*EXERCISE*
Below are the records; pull every line that includes "Queueing".
* START THE DATA *
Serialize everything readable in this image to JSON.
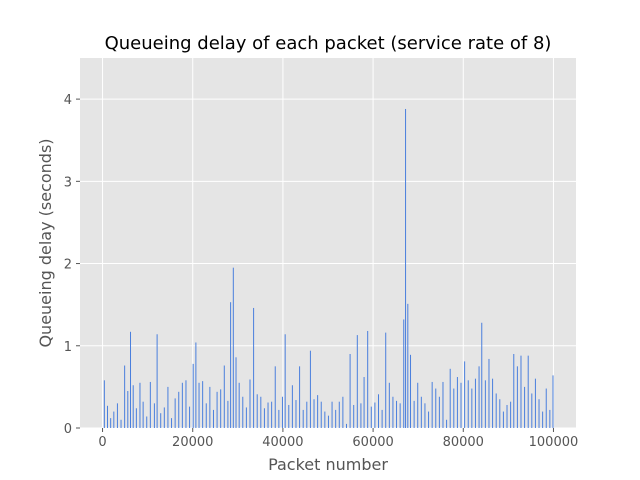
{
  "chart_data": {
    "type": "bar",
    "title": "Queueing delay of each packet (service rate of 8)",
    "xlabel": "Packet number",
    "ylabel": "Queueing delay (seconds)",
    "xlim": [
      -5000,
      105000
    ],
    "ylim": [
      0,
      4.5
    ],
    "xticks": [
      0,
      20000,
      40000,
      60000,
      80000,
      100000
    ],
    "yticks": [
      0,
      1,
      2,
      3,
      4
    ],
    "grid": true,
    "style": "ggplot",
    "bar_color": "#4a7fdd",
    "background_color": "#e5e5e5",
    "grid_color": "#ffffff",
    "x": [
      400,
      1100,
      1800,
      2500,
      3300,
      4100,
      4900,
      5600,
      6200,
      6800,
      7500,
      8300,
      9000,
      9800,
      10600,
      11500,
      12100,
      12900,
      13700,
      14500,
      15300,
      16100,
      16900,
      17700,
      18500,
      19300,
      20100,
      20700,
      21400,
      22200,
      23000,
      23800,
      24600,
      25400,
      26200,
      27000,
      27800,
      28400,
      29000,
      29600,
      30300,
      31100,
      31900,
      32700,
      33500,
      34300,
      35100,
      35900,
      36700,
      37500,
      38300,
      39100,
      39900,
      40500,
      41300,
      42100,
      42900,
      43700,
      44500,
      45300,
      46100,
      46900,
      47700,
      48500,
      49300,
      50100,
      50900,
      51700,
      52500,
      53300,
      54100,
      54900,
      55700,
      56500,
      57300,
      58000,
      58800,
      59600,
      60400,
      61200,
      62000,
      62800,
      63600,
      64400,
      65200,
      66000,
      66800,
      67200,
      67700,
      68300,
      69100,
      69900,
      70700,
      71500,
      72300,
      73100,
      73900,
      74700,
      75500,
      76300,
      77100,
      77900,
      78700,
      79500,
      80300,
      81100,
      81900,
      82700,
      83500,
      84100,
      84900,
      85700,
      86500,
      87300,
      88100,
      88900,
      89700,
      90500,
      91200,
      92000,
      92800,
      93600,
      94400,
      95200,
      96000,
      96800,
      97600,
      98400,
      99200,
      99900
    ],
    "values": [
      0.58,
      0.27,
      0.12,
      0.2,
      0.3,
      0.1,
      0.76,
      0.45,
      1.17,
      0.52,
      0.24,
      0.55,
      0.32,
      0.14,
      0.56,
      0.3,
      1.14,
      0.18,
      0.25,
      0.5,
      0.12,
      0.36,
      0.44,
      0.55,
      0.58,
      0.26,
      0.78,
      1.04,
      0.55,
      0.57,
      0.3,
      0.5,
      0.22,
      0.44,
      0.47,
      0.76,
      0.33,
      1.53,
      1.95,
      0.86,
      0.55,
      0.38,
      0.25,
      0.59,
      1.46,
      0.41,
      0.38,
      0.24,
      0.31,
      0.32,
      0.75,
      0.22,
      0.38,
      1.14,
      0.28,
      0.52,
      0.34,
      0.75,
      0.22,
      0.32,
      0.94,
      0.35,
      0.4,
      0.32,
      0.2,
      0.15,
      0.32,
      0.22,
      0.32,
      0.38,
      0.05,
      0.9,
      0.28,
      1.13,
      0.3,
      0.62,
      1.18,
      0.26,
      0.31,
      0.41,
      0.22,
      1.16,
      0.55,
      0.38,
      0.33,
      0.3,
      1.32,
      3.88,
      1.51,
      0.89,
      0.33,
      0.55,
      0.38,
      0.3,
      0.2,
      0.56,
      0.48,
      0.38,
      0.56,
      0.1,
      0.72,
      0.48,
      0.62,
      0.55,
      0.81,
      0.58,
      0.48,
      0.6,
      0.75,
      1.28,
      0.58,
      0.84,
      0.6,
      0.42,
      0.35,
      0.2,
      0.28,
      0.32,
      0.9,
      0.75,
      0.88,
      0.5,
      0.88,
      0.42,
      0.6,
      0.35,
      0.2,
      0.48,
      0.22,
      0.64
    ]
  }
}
* END THE DATA *
*EXERCISE ANSWER*
    "title": "Queueing delay of each packet (service rate of 8)",
    "ylabel": "Queueing delay (seconds)",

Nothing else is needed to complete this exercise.